## START Given records

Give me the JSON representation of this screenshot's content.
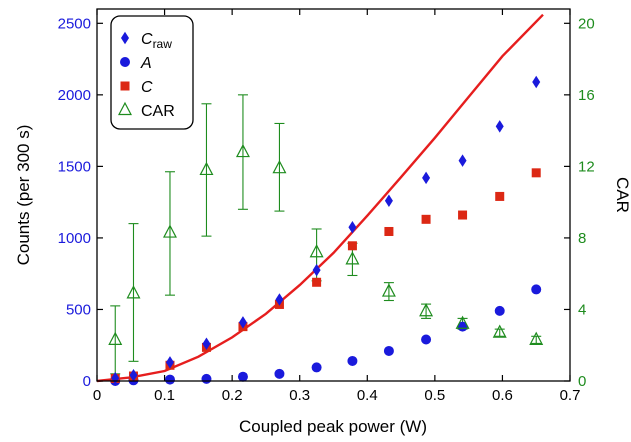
{
  "chart_data": {
    "type": "scatter",
    "xlabel": "Coupled peak power (W)",
    "ylabel_left": "Counts (per 300 s)",
    "ylabel_right": "CAR",
    "xlim": [
      0,
      0.7
    ],
    "ylim_left": [
      0,
      2600
    ],
    "ylim_right": [
      0,
      20.8
    ],
    "x_ticks": [
      "0",
      "0.1",
      "0.2",
      "0.3",
      "0.4",
      "0.5",
      "0.6",
      "0.7"
    ],
    "y_ticks_left": [
      "0",
      "500",
      "1000",
      "1500",
      "2000",
      "2500"
    ],
    "y_ticks_right": [
      "0",
      "4",
      "8",
      "12",
      "16",
      "20"
    ],
    "grid": false,
    "legend_position": "top-left",
    "colors": {
      "c_raw": "#1a1adc",
      "a": "#1a1adc",
      "c": "#dc2814",
      "car": "#1e8c1e",
      "fit": "#e61e1e",
      "left_axis": "#1a1adc",
      "right_axis": "#1e8c1e"
    },
    "series": [
      {
        "name": "C_raw",
        "legend_main": "C",
        "legend_sub": "raw",
        "marker": "diamond",
        "axis": "left",
        "x": [
          0.027,
          0.054,
          0.108,
          0.162,
          0.216,
          0.27,
          0.325,
          0.378,
          0.432,
          0.487,
          0.541,
          0.596,
          0.65
        ],
        "y": [
          20,
          40,
          130,
          260,
          410,
          570,
          775,
          1075,
          1260,
          1420,
          1540,
          1780,
          2090
        ]
      },
      {
        "name": "A",
        "legend_main": "A",
        "legend_sub": "",
        "marker": "circle",
        "axis": "left",
        "x": [
          0.027,
          0.054,
          0.108,
          0.162,
          0.216,
          0.27,
          0.325,
          0.378,
          0.432,
          0.487,
          0.541,
          0.596,
          0.65
        ],
        "y": [
          0,
          5,
          10,
          15,
          30,
          50,
          95,
          140,
          210,
          290,
          380,
          490,
          640
        ]
      },
      {
        "name": "C",
        "legend_main": "C",
        "legend_sub": "",
        "marker": "square",
        "axis": "left",
        "x": [
          0.027,
          0.054,
          0.108,
          0.162,
          0.216,
          0.27,
          0.325,
          0.378,
          0.432,
          0.487,
          0.541,
          0.596,
          0.65
        ],
        "y": [
          18,
          35,
          110,
          235,
          380,
          535,
          690,
          945,
          1045,
          1130,
          1160,
          1290,
          1455
        ]
      },
      {
        "name": "CAR",
        "legend_main": "CAR",
        "legend_sub": "",
        "marker": "triangle",
        "axis": "right",
        "x": [
          0.027,
          0.054,
          0.108,
          0.162,
          0.216,
          0.27,
          0.325,
          0.378,
          0.432,
          0.487,
          0.541,
          0.596,
          0.65
        ],
        "y": [
          2.3,
          4.9,
          8.3,
          11.8,
          12.8,
          11.9,
          7.2,
          6.8,
          5.0,
          3.9,
          3.2,
          2.7,
          2.3
        ],
        "err_low": [
          1.9,
          3.8,
          3.5,
          3.7,
          3.2,
          2.4,
          1.6,
          0.9,
          0.5,
          0.4,
          0.3,
          0.2,
          0.2
        ],
        "err_high": [
          1.9,
          3.9,
          3.4,
          3.7,
          3.2,
          2.5,
          1.3,
          0.9,
          0.5,
          0.4,
          0.3,
          0.2,
          0.2
        ]
      }
    ],
    "fit_curve": {
      "axis": "left",
      "x": [
        0,
        0.05,
        0.1,
        0.15,
        0.2,
        0.25,
        0.3,
        0.35,
        0.4,
        0.45,
        0.5,
        0.55,
        0.6,
        0.66
      ],
      "y": [
        0,
        25,
        70,
        170,
        305,
        470,
        670,
        895,
        1155,
        1425,
        1700,
        1985,
        2270,
        2560
      ]
    }
  }
}
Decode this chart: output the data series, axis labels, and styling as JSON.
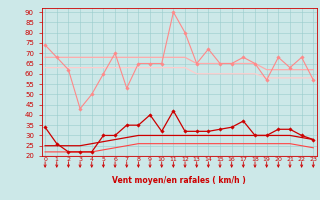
{
  "x": [
    0,
    1,
    2,
    3,
    4,
    5,
    6,
    7,
    8,
    9,
    10,
    11,
    12,
    13,
    14,
    15,
    16,
    17,
    18,
    19,
    20,
    21,
    22,
    23
  ],
  "series": [
    {
      "name": "rafales_max",
      "color": "#ff8888",
      "linewidth": 0.8,
      "marker": "D",
      "markersize": 1.8,
      "values": [
        74,
        68,
        62,
        43,
        50,
        60,
        70,
        53,
        65,
        65,
        65,
        90,
        80,
        65,
        72,
        65,
        65,
        68,
        65,
        57,
        68,
        63,
        68,
        57
      ]
    },
    {
      "name": "rafales_moy_high",
      "color": "#ffaaaa",
      "linewidth": 0.9,
      "marker": null,
      "markersize": 0,
      "values": [
        68,
        68,
        68,
        68,
        68,
        68,
        68,
        68,
        68,
        68,
        68,
        68,
        68,
        65,
        65,
        65,
        65,
        65,
        65,
        62,
        62,
        62,
        62,
        62
      ]
    },
    {
      "name": "rafales_moy_low",
      "color": "#ffcccc",
      "linewidth": 0.9,
      "marker": null,
      "markersize": 0,
      "values": [
        63,
        63,
        63,
        63,
        63,
        63,
        63,
        63,
        63,
        63,
        63,
        63,
        63,
        60,
        60,
        60,
        60,
        60,
        60,
        58,
        58,
        58,
        58,
        58
      ]
    },
    {
      "name": "vent_inst",
      "color": "#cc0000",
      "linewidth": 0.9,
      "marker": "D",
      "markersize": 1.8,
      "values": [
        34,
        26,
        22,
        22,
        22,
        30,
        30,
        35,
        35,
        40,
        32,
        42,
        32,
        32,
        32,
        33,
        34,
        37,
        30,
        30,
        33,
        33,
        30,
        28
      ]
    },
    {
      "name": "vent_moy_high",
      "color": "#cc0000",
      "linewidth": 0.9,
      "marker": null,
      "markersize": 0,
      "values": [
        25,
        25,
        25,
        25,
        26,
        27,
        28,
        29,
        30,
        30,
        30,
        30,
        30,
        30,
        30,
        30,
        30,
        30,
        30,
        30,
        30,
        30,
        29,
        28
      ]
    },
    {
      "name": "vent_moy_low",
      "color": "#ff4444",
      "linewidth": 0.8,
      "marker": null,
      "markersize": 0,
      "values": [
        22,
        22,
        22,
        22,
        22,
        23,
        24,
        25,
        26,
        26,
        26,
        26,
        26,
        26,
        26,
        26,
        26,
        26,
        26,
        26,
        26,
        26,
        25,
        24
      ]
    }
  ],
  "xlim": [
    -0.3,
    23.3
  ],
  "ylim": [
    20,
    92
  ],
  "yticks": [
    20,
    25,
    30,
    35,
    40,
    45,
    50,
    55,
    60,
    65,
    70,
    75,
    80,
    85,
    90
  ],
  "xticks": [
    0,
    1,
    2,
    3,
    4,
    5,
    6,
    7,
    8,
    9,
    10,
    11,
    12,
    13,
    14,
    15,
    16,
    17,
    18,
    19,
    20,
    21,
    22,
    23
  ],
  "xlabel": "Vent moyen/en rafales ( km/h )",
  "bg_color": "#cce8e8",
  "grid_color": "#99cccc",
  "tick_color": "#cc0000",
  "label_color": "#cc0000",
  "arrow_color": "#cc0000",
  "spine_color": "#cc0000"
}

## END Given records

Gather up every line in the data above that contains the word "xlabel", copying each one.

● Complete response
    "xlabel": "Coupled peak power (W)",
  "xlabel": "Vent moyen/en rafales ( km/h )",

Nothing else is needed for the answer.